**Stated task:** Find the lines containing the word "channel" and copy every one of them.
>> Begin
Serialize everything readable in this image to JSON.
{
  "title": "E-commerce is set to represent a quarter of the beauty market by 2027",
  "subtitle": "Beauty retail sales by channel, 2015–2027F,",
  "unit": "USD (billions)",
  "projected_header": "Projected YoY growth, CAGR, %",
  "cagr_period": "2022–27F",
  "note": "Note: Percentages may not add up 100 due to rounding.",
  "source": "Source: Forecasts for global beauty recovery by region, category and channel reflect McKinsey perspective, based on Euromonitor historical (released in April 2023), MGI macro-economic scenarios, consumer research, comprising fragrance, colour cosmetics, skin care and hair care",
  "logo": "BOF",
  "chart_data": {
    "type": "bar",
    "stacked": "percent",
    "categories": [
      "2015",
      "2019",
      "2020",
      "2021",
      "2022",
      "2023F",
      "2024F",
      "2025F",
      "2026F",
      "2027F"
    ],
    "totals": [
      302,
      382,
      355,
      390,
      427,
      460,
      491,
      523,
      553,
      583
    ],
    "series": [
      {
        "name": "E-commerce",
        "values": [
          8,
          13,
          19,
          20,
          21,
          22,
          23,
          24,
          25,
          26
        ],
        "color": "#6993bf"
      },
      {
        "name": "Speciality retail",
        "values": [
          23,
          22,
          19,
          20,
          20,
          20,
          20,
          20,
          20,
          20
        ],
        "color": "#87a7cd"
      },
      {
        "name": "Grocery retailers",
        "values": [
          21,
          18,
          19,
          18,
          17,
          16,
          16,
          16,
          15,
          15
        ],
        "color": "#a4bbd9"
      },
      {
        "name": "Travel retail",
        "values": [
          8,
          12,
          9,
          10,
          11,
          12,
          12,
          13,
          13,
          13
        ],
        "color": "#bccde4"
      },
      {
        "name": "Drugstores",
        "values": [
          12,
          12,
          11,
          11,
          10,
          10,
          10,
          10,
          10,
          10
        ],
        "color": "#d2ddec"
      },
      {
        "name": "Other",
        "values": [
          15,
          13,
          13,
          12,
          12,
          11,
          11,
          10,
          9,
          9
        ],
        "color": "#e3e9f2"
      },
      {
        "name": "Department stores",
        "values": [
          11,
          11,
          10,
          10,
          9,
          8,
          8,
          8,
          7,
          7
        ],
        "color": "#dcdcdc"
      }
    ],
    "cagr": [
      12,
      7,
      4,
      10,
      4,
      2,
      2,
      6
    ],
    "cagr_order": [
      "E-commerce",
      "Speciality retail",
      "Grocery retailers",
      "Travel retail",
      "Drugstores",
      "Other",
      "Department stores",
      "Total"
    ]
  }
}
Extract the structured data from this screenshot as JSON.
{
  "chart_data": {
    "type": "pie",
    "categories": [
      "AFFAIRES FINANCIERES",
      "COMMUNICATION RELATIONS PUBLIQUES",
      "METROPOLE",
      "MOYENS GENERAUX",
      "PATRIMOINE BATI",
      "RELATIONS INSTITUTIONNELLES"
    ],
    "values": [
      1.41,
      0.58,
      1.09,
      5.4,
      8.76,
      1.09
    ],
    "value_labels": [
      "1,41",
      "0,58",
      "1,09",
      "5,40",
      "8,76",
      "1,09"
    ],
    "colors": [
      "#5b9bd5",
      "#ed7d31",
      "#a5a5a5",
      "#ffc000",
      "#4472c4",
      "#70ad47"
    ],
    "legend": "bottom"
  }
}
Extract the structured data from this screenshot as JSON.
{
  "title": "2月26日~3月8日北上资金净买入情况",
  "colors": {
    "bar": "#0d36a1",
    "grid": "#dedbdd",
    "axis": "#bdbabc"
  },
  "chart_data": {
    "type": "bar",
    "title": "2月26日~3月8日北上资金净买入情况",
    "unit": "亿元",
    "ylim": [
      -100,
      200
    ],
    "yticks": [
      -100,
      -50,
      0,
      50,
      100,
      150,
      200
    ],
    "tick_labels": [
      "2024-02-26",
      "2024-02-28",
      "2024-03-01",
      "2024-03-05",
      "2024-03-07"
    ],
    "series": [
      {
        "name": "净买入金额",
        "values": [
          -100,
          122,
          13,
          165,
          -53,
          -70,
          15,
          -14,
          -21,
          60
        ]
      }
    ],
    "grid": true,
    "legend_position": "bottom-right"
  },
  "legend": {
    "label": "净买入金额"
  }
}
>> End
**Solution:**
  "subtitle": "Beauty retail sales by channel, 2015–2027F,",
  "source": "Source: Forecasts for global beauty recovery by region, category and channel reflect McKinsey perspective, based on Euromonitor historical (released in April 2023), MGI macro-economic scenarios, consumer research, comprising fragrance, colour cosmetics, skin care and hair care",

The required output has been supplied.